• Directions:
Copy out all lines with the word "Количество" in them.

* Start *

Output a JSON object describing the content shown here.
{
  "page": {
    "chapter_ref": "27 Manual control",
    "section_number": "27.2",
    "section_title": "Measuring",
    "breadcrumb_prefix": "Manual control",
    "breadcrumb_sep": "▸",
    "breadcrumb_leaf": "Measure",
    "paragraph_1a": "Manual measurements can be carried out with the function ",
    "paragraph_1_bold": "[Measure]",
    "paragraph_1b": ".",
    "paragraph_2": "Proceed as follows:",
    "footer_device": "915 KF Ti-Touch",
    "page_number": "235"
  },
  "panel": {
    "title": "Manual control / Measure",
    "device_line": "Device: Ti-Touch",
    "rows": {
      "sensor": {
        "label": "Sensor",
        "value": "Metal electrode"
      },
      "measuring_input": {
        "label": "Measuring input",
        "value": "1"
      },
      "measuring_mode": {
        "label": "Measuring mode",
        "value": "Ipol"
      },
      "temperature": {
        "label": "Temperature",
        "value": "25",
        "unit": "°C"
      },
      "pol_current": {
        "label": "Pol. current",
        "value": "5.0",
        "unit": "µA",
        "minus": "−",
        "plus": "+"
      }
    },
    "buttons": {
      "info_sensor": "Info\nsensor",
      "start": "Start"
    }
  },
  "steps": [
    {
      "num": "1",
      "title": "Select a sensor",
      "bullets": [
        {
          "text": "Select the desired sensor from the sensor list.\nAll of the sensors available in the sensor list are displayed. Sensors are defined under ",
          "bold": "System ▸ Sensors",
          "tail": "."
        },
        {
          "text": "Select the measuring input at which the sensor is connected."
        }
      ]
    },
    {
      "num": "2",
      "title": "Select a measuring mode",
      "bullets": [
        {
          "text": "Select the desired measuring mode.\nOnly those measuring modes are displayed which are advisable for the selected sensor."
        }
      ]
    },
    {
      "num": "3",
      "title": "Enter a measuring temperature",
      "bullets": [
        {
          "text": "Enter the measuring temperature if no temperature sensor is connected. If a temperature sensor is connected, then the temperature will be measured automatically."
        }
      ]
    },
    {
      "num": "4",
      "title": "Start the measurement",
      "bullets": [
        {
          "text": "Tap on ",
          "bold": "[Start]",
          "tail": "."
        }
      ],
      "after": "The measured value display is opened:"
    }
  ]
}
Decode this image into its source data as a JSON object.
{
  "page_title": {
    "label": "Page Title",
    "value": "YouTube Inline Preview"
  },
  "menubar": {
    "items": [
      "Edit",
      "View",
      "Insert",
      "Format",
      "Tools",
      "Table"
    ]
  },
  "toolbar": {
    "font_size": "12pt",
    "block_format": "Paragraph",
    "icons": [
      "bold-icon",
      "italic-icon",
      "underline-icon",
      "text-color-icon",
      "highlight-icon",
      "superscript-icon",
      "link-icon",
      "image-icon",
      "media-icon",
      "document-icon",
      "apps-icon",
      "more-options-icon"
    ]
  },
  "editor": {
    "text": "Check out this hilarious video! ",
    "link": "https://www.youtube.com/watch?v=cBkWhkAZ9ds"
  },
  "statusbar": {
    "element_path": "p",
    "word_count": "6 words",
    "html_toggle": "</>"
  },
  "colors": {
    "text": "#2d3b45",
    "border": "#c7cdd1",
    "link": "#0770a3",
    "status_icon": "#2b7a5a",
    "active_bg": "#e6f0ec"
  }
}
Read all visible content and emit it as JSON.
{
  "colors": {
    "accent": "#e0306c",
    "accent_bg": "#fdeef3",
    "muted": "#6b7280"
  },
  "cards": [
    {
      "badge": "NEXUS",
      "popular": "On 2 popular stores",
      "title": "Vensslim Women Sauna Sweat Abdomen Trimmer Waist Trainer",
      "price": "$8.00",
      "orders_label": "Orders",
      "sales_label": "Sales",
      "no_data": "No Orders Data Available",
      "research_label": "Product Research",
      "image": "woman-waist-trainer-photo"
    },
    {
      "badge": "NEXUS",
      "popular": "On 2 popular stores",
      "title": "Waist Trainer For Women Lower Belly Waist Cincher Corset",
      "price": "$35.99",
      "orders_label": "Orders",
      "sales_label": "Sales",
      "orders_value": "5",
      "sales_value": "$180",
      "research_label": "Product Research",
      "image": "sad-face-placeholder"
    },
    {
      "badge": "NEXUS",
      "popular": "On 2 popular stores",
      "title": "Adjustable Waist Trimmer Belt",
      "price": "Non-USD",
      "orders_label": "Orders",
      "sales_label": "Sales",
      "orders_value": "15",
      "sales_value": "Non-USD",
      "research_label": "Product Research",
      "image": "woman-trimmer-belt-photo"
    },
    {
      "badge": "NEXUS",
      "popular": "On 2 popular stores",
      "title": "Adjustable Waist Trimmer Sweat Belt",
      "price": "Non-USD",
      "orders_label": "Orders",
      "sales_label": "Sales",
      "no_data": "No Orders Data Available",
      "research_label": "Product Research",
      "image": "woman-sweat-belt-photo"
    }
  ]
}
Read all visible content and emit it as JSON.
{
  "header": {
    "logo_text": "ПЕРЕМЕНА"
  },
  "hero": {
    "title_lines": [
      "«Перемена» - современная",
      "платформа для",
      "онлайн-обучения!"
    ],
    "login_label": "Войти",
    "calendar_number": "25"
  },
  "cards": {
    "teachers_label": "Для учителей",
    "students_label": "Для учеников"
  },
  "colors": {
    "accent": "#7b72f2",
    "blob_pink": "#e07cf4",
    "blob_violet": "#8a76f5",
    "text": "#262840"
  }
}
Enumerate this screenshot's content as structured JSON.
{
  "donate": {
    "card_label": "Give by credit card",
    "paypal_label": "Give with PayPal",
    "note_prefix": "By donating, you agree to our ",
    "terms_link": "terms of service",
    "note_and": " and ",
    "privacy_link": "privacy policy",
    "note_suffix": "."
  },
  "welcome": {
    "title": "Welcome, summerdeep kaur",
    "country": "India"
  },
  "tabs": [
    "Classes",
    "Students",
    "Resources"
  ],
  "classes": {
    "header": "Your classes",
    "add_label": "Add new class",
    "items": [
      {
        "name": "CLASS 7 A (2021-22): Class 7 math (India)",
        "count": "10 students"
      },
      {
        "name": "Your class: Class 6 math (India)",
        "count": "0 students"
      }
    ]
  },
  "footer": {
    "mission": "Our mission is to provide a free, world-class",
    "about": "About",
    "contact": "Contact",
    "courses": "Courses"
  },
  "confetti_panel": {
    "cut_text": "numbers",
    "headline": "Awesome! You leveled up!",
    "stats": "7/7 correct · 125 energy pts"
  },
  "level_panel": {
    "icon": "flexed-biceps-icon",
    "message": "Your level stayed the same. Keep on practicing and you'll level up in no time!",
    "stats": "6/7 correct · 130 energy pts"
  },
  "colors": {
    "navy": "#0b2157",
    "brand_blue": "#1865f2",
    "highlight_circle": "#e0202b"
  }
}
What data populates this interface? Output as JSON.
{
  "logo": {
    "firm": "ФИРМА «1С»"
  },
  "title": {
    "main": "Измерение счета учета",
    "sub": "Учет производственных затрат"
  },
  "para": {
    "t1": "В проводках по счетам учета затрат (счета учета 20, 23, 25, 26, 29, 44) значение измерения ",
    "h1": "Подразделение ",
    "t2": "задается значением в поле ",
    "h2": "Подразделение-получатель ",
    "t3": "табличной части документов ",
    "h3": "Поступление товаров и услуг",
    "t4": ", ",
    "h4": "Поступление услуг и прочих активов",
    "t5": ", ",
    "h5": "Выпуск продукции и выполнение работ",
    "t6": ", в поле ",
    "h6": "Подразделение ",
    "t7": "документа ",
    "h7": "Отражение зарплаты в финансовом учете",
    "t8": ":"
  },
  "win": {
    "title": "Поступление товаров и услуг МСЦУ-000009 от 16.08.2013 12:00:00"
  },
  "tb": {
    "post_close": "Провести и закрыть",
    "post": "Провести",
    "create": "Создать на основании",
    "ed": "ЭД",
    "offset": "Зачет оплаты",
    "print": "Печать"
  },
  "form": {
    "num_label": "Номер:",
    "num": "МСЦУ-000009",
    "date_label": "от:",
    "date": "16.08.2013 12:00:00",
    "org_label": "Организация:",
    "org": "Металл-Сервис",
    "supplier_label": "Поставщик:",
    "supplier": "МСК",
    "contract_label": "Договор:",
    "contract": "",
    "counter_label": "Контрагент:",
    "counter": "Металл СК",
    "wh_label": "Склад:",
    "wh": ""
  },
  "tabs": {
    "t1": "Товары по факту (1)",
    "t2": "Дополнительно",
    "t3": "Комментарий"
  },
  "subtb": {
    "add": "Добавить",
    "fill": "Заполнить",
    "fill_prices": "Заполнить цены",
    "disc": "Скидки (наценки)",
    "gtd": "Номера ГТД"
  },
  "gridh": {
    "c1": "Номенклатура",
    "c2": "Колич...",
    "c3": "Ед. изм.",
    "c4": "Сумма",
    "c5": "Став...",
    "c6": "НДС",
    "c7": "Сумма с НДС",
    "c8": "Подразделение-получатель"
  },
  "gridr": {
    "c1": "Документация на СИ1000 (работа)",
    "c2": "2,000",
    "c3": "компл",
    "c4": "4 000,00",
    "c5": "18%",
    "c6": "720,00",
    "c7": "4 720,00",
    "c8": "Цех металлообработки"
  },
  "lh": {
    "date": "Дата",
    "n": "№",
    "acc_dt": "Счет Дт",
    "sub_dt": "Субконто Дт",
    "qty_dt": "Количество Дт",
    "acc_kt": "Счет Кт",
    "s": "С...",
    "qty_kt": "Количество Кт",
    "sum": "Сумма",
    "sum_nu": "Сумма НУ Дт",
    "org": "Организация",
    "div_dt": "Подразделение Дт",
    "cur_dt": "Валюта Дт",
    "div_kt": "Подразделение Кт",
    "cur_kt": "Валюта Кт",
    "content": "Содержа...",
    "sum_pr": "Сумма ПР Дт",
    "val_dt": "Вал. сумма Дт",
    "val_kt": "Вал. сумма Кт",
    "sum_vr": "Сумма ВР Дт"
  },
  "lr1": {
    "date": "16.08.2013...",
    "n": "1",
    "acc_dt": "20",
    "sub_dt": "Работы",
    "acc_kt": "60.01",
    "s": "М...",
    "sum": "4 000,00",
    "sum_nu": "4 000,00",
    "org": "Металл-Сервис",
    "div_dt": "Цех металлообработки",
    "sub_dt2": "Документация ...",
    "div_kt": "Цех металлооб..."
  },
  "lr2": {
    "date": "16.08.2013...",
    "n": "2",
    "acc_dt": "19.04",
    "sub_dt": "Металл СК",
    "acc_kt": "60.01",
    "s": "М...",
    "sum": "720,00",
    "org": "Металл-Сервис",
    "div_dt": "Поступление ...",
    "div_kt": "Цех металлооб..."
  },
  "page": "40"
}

* End *

• Output below:
    "qty_dt": "Количество Дт",
    "qty_kt": "Количество Кт",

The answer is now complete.